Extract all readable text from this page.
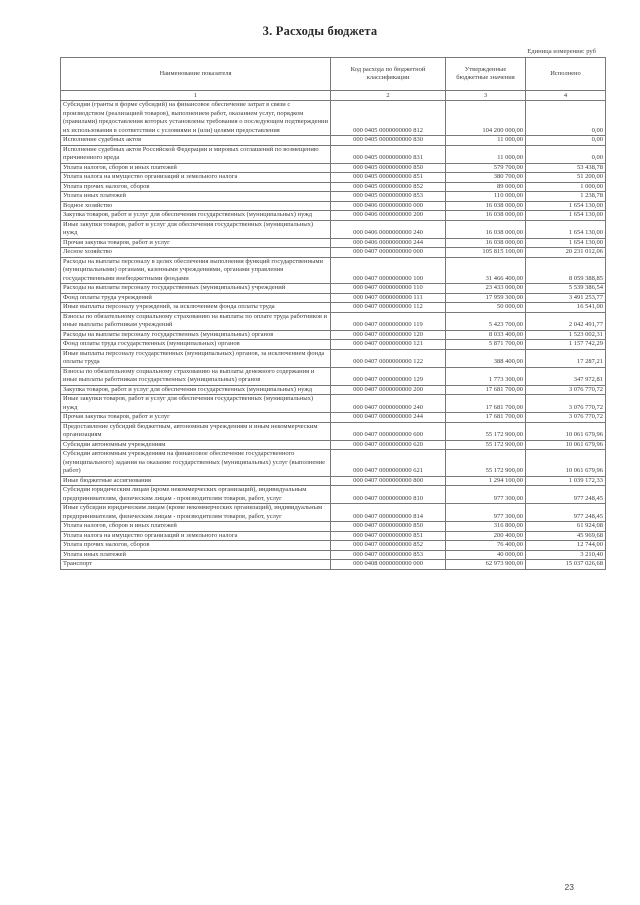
3. Расходы бюджета
Единица измерения: руб
Наименование показателя	Код расхода по бюджетной классификации	Утвержденные бюджетные значения	Исполнено
1	2	3	4
Субсидии (гранты в форме субсидий) на финансовое обеспечение затрат в связи с производством (реализацией товаров), выполнением работ, оказанием услуг, порядком (правилами) предоставления которых установлены требования о последующем подтверждении их использования в соответствии с условиями и (или) целями предоставления	000 0405 0000000000 812	104 200 000,00	0,00
Исполнение судебных актов	000 0405 0000000000 830	11 000,00	0,00
Исполнение судебных актов Российской Федерации и мировых соглашений по возмещению причиненного вреда	000 0405 0000000000 831	11 000,00	0,00
Уплата налогов, сборов и иных платежей	000 0405 0000000000 850	579 700,00	53 438,78
Уплата налога на имущество организаций и земельного налога	000 0405 0000000000 851	380 700,00	51 200,00
Уплата прочих налогов, сборов	000 0405 0000000000 852	89 000,00	1 000,00
Уплата иных платежей	000 0405 0000000000 853	110 000,00	1 238,78
Водное хозяйство	000 0406 0000000000 000	16 038 000,00	1 654 130,00
Закупка товаров, работ и услуг для обеспечения государственных (муниципальных) нужд	000 0406 0000000000 200	16 038 000,00	1 654 130,00
Иные закупки товаров, работ и услуг для обеспечения государственных (муниципальных) нужд	000 0406 0000000000 240	16 038 000,00	1 654 130,00
Прочая закупка товаров, работ и услуг	000 0406 0000000000 244	16 038 000,00	1 654 130,00
Лесное хозяйство	000 0407 0000000000 000	105 815 100,00	20 231 012,06
Расходы на выплаты персоналу в целях обеспечения выполнения функций государственными (муниципальными) органами, казенными учреждениями, органами управления государственными внебюджетными фондами	000 0407 0000000000 100	31 466 400,00	8 059 388,85
Расходы на выплаты персоналу государственных (муниципальных) учреждений	000 0407 0000000000 110	23 433 000,00	5 539 386,54
Фонд оплаты труда учреждений	000 0407 0000000000 111	17 959 300,00	3 491 253,77
Иные выплаты персоналу учреждений, за исключением фонда оплаты труда	000 0407 0000000000 112	50 000,00	16 541,00
Взносы по обязательному социальному страхованию на выплаты по оплате труда работников и иные выплаты работникам учреждений	000 0407 0000000000 119	5 423 700,00	2 042 491,77
Расходы на выплаты персоналу государственных (муниципальных) органов	000 0407 0000000000 120	8 033 400,00	1 523 002,31
Фонд оплаты труда государственных (муниципальных) органов	000 0407 0000000000 121	5 871 700,00	1 157 742,29
Иные выплаты персоналу государственных (муниципальных) органов, за исключением фонда оплаты труда	000 0407 0000000000 122	388 400,00	17 287,21
Взносы по обязательному социальному страхованию на выплаты денежного содержания и иные выплаты работникам государственных (муниципальных) органов	000 0407 0000000000 129	1 773 300,00	347 972,81
Закупка товаров, работ и услуг для обеспечения государственных (муниципальных) нужд	000 0407 0000000000 200	17 681 700,00	3 076 770,72
Иные закупки товаров, работ и услуг для обеспечения государственных (муниципальных) нужд	000 0407 0000000000 240	17 681 700,00	3 076 770,72
Прочая закупка товаров, работ и услуг	000 0407 0000000000 244	17 681 700,00	3 076 770,72
Предоставление субсидий бюджетным, автономным учреждениям и иным некоммерческим организациям	000 0407 0000000000 600	55 172 900,00	10 061 679,96
Субсидии автономным учреждениям	000 0407 0000000000 620	55 172 900,00	10 061 679,96
Субсидии автономным учреждениям на финансовое обеспечение государственного (муниципального) задания на оказание государственных (муниципальных) услуг (выполнение работ)	000 0407 0000000000 621	55 172 900,00	10 061 679,96
Иные бюджетные ассигнования	000 0407 0000000000 800	1 294 100,00	1 039 172,33
Субсидии юридическим лицам (кроме некоммерческих организаций), индивидуальным предпринимателям, физическим лицам - производителям товаров, работ, услуг	000 0407 0000000000 810	977 300,00	977 248,45
Иные субсидии юридическим лицам (кроме некоммерческих организаций), индивидуальным предпринимателям, физическим лицам - производителям товаров, работ, услуг	000 0407 0000000000 814	977 300,00	977 248,45
Уплата налогов, сборов и иных платежей	000 0407 0000000000 850	316 800,00	61 924,08
Уплата налога на имущество организаций и земельного налога	000 0407 0000000000 851	200 400,00	45 969,68
Уплата прочих налогов, сборов	000 0407 0000000000 852	76 400,00	12 744,00
Уплата иных платежей	000 0407 0000000000 853	40 000,00	3 210,40
Транспорт	000 0408 0000000000 000	62 973 900,00	15 037 026,68
23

_ _ _ _ _ _ _

### EXERCISE AIM
Above are the records; reproduce them exactly and leave out the pictures.

### ANSWER TO THE EXERCISE
Extract all readable text from this page.
3. Расходы бюджета
Единица измерения: руб
Наименование показателя	Код расхода по бюджетной классификации	Утвержденные бюджетные значения	Исполнено
1	2	3	4
Субсидии (гранты в форме субсидий) на финансовое обеспечение затрат в связи с производством (реализацией товаров), выполнением работ, оказанием услуг, порядком (правилами) предоставления которых установлены требования о последующем подтверждении их использования в соответствии с условиями и (или) целями предоставления	000 0405 0000000000 812	104 200 000,00	0,00
Исполнение судебных актов	000 0405 0000000000 830	11 000,00	0,00
Исполнение судебных актов Российской Федерации и мировых соглашений по возмещению причиненного вреда	000 0405 0000000000 831	11 000,00	0,00
Уплата налогов, сборов и иных платежей	000 0405 0000000000 850	579 700,00	53 438,78
Уплата налога на имущество организаций и земельного налога	000 0405 0000000000 851	380 700,00	51 200,00
Уплата прочих налогов, сборов	000 0405 0000000000 852	89 000,00	1 000,00
Уплата иных платежей	000 0405 0000000000 853	110 000,00	1 238,78
Водное хозяйство	000 0406 0000000000 000	16 038 000,00	1 654 130,00
Закупка товаров, работ и услуг для обеспечения государственных (муниципальных) нужд	000 0406 0000000000 200	16 038 000,00	1 654 130,00
Иные закупки товаров, работ и услуг для обеспечения государственных (муниципальных) нужд	000 0406 0000000000 240	16 038 000,00	1 654 130,00
Прочая закупка товаров, работ и услуг	000 0406 0000000000 244	16 038 000,00	1 654 130,00
Лесное хозяйство	000 0407 0000000000 000	105 815 100,00	20 231 012,06
Расходы на выплаты персоналу в целях обеспечения выполнения функций государственными (муниципальными) органами, казенными учреждениями, органами управления государственными внебюджетными фондами	000 0407 0000000000 100	31 466 400,00	8 059 388,85
Расходы на выплаты персоналу государственных (муниципальных) учреждений	000 0407 0000000000 110	23 433 000,00	5 539 386,54
Фонд оплаты труда учреждений	000 0407 0000000000 111	17 959 300,00	3 491 253,77
Иные выплаты персоналу учреждений, за исключением фонда оплаты труда	000 0407 0000000000 112	50 000,00	16 541,00
Взносы по обязательному социальному страхованию на выплаты по оплате труда работников и иные выплаты работникам учреждений	000 0407 0000000000 119	5 423 700,00	2 042 491,77
Расходы на выплаты персоналу государственных (муниципальных) органов	000 0407 0000000000 120	8 033 400,00	1 523 002,31
Фонд оплаты труда государственных (муниципальных) органов	000 0407 0000000000 121	5 871 700,00	1 157 742,29
Иные выплаты персоналу государственных (муниципальных) органов, за исключением фонда оплаты труда	000 0407 0000000000 122	388 400,00	17 287,21
Взносы по обязательному социальному страхованию на выплаты денежного содержания и иные выплаты работникам государственных (муниципальных) органов	000 0407 0000000000 129	1 773 300,00	347 972,81
Закупка товаров, работ и услуг для обеспечения государственных (муниципальных) нужд	000 0407 0000000000 200	17 681 700,00	3 076 770,72
Иные закупки товаров, работ и услуг для обеспечения государственных (муниципальных) нужд	000 0407 0000000000 240	17 681 700,00	3 076 770,72
Прочая закупка товаров, работ и услуг	000 0407 0000000000 244	17 681 700,00	3 076 770,72
Предоставление субсидий бюджетным, автономным учреждениям и иным некоммерческим организациям	000 0407 0000000000 600	55 172 900,00	10 061 679,96
Субсидии автономным учреждениям	000 0407 0000000000 620	55 172 900,00	10 061 679,96
Субсидии автономным учреждениям на финансовое обеспечение государственного (муниципального) задания на оказание государственных (муниципальных) услуг (выполнение работ)	000 0407 0000000000 621	55 172 900,00	10 061 679,96
Иные бюджетные ассигнования	000 0407 0000000000 800	1 294 100,00	1 039 172,33
Субсидии юридическим лицам (кроме некоммерческих организаций), индивидуальным предпринимателям, физическим лицам - производителям товаров, работ, услуг	000 0407 0000000000 810	977 300,00	977 248,45
Иные субсидии юридическим лицам (кроме некоммерческих организаций), индивидуальным предпринимателям, физическим лицам - производителям товаров, работ, услуг	000 0407 0000000000 814	977 300,00	977 248,45
Уплата налогов, сборов и иных платежей	000 0407 0000000000 850	316 800,00	61 924,08
Уплата налога на имущество организаций и земельного налога	000 0407 0000000000 851	200 400,00	45 969,68
Уплата прочих налогов, сборов	000 0407 0000000000 852	76 400,00	12 744,00
Уплата иных платежей	000 0407 0000000000 853	40 000,00	3 210,40
Транспорт	000 0408 0000000000 000	62 973 900,00	15 037 026,68
23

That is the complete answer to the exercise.